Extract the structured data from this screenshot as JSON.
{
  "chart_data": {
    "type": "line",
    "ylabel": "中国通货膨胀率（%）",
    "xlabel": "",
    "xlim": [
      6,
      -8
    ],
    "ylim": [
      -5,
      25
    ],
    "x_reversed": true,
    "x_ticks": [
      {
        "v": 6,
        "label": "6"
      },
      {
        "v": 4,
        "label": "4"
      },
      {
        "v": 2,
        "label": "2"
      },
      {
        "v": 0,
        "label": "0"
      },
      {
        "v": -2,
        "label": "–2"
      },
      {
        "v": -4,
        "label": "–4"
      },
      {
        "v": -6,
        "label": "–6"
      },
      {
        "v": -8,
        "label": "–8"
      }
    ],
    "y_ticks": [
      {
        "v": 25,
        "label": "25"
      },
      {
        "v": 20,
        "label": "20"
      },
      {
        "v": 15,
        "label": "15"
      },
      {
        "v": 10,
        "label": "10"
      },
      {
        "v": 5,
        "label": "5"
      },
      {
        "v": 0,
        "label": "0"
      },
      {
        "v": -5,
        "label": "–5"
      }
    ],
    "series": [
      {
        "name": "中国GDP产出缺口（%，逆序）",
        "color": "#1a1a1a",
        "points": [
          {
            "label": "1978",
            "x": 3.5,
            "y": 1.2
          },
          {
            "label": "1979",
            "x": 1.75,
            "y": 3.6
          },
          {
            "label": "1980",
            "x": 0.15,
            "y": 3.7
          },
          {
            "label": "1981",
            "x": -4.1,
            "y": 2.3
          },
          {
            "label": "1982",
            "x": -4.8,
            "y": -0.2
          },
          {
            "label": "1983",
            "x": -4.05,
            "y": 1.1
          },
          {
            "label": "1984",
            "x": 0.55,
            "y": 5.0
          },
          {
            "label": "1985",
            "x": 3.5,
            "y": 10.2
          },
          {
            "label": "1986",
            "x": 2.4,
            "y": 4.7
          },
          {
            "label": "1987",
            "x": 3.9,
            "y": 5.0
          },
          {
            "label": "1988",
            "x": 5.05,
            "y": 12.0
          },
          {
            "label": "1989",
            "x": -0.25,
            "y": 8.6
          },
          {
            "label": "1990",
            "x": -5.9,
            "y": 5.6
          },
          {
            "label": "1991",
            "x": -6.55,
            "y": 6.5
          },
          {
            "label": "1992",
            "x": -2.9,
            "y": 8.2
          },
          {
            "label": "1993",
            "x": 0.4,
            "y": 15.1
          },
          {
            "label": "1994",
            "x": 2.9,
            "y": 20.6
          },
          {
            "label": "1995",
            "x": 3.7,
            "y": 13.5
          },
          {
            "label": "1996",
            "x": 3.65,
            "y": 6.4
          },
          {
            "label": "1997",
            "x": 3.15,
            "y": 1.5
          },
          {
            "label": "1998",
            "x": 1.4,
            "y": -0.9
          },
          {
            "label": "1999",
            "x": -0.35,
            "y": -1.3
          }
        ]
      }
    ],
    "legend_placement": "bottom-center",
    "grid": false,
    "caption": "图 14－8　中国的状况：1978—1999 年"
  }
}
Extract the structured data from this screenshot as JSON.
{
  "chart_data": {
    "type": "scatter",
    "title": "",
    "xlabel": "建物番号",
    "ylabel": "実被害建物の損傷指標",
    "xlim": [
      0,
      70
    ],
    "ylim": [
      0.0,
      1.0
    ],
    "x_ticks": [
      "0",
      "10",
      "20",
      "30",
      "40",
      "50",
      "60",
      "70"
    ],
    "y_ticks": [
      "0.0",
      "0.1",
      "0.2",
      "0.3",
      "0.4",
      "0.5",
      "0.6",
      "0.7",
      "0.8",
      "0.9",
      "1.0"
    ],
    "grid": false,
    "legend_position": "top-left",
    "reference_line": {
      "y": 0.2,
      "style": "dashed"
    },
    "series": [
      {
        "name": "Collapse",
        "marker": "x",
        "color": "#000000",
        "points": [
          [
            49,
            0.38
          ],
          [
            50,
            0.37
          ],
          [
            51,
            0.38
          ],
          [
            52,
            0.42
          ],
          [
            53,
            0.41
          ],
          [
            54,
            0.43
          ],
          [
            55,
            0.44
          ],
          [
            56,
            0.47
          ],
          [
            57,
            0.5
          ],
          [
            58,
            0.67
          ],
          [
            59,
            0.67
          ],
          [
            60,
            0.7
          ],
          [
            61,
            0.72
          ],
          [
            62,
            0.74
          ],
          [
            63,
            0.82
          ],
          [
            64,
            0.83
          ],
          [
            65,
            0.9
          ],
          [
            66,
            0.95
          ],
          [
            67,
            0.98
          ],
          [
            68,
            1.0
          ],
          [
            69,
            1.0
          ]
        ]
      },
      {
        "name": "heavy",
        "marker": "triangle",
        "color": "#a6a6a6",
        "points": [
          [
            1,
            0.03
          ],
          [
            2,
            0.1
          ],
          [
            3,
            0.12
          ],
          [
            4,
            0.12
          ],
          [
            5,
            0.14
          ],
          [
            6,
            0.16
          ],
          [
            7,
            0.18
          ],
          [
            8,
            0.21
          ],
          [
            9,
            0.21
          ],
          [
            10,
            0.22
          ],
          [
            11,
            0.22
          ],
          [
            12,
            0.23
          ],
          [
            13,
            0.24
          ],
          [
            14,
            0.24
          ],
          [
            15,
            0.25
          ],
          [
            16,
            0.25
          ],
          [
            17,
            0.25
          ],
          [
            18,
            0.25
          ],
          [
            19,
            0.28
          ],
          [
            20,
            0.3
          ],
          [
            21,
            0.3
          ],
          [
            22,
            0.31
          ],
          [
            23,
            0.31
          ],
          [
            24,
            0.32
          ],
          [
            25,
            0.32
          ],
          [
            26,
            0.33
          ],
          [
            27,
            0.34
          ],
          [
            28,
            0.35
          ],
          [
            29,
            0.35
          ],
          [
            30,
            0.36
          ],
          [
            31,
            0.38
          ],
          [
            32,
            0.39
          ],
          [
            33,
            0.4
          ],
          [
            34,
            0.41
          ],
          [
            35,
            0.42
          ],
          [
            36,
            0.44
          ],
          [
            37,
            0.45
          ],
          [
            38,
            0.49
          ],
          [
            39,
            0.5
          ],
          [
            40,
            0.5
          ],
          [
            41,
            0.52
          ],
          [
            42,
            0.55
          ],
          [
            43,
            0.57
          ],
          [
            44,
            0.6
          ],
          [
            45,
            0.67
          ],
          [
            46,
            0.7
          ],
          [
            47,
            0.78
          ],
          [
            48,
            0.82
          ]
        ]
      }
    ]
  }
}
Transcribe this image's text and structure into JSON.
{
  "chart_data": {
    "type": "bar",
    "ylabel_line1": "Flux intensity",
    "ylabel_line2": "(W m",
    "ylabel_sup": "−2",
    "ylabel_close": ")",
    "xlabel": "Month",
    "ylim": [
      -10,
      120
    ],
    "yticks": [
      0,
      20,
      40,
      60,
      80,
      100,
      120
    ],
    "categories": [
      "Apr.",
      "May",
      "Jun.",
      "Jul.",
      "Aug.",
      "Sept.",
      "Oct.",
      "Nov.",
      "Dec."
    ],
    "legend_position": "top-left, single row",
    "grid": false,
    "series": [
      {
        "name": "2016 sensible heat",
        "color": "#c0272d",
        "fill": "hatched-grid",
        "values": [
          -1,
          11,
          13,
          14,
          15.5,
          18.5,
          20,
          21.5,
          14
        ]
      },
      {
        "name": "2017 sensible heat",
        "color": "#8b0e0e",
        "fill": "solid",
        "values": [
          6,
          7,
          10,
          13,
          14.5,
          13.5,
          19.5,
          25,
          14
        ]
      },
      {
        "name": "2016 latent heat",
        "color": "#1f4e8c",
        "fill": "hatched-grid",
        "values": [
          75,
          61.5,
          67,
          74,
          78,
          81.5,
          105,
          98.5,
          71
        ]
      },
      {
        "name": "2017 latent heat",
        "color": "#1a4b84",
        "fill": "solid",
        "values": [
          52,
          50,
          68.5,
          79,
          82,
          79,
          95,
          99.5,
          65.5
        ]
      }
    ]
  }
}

* _WORK INSTRUCTIONS_
Lines from the records above that hold "color" are the ones to list.

* _WRITTEN SOLUTION_
        "color": "#1a1a1a",
        "color": "#000000",
        "color": "#a6a6a6",
        "color": "#c0272d",
        "color": "#8b0e0e",
        "color": "#1f4e8c",
        "color": "#1a4b84",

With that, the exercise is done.